Entries with figure data →
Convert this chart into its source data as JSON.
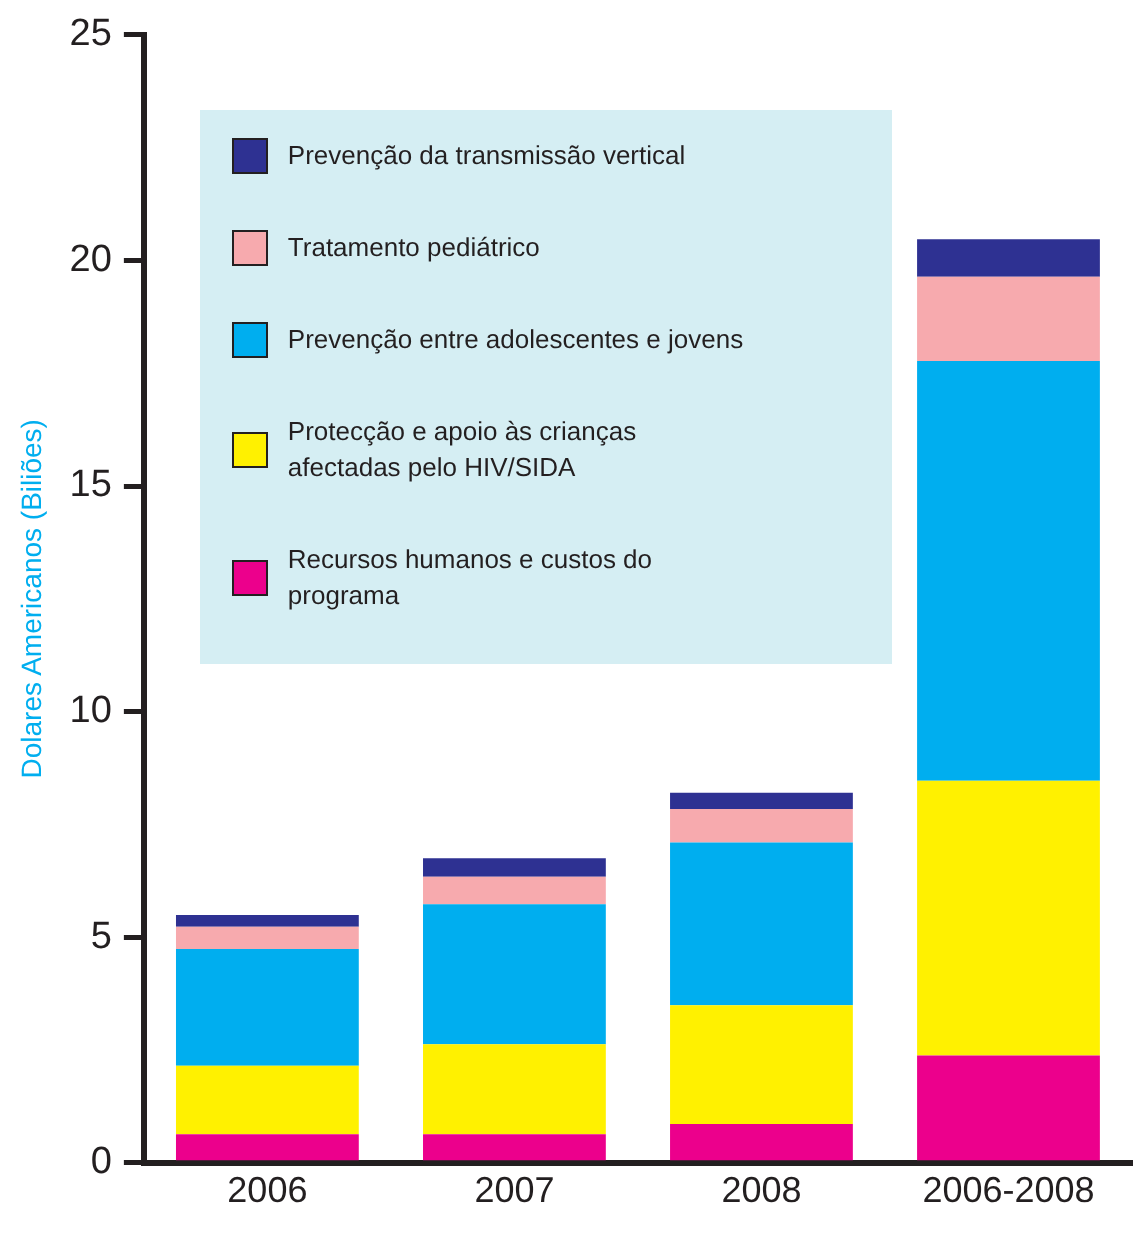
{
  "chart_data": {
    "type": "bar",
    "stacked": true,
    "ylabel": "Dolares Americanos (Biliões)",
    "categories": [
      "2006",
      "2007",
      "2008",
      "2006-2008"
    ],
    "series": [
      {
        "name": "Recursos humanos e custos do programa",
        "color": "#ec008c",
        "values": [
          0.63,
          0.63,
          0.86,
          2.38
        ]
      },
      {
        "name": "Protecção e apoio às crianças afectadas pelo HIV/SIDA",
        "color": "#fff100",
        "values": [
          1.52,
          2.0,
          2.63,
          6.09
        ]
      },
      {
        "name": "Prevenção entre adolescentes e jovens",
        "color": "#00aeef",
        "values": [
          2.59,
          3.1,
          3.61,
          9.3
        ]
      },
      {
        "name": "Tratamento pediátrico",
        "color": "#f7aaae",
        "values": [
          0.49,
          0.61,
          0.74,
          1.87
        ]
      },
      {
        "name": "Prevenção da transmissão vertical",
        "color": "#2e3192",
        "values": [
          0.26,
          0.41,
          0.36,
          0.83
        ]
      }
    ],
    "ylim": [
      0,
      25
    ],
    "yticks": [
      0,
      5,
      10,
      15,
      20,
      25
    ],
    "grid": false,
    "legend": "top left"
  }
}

* * *

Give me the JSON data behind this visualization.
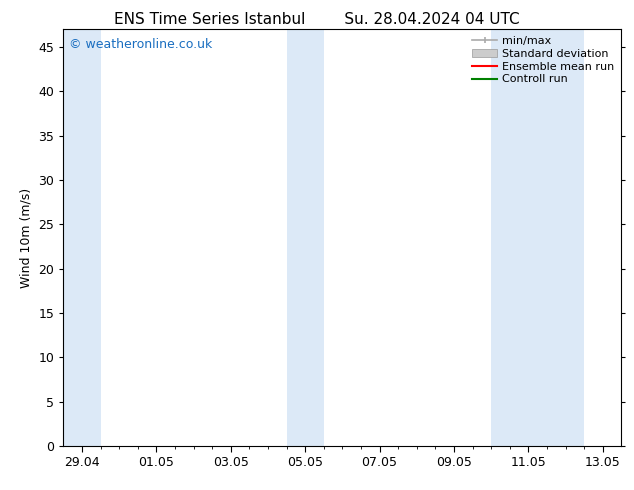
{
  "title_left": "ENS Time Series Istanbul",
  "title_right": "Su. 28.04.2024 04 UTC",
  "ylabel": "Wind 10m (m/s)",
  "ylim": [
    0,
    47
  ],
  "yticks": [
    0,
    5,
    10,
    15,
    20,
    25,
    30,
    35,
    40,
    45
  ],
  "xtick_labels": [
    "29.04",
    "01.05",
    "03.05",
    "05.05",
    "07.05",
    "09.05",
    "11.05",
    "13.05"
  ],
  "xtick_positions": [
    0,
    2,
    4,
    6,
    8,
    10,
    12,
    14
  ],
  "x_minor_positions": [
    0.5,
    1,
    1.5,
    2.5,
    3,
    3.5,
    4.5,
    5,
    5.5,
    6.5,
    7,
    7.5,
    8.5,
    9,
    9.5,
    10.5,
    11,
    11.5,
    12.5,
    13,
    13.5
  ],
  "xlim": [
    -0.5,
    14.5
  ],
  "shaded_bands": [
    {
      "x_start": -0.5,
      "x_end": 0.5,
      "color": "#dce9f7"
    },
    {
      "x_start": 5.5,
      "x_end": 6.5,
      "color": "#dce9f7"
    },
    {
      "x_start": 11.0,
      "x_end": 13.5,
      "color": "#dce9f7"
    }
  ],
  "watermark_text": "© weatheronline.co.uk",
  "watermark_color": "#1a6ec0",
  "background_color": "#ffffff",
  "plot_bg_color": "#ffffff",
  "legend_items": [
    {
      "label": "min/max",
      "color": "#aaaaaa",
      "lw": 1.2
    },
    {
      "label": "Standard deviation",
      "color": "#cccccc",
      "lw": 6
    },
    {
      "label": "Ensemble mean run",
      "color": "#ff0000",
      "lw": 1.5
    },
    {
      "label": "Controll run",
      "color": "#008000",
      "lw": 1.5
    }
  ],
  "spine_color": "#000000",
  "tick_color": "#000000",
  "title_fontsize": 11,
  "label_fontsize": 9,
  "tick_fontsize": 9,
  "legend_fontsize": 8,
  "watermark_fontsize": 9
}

Objective → Look through the entries above; copy each line where the string "ylabel" appears.

Solution for this task →
    "ylabel": "Dolares Americanos (Biliões)",
  "ylabel": "Wind 10m (m/s)",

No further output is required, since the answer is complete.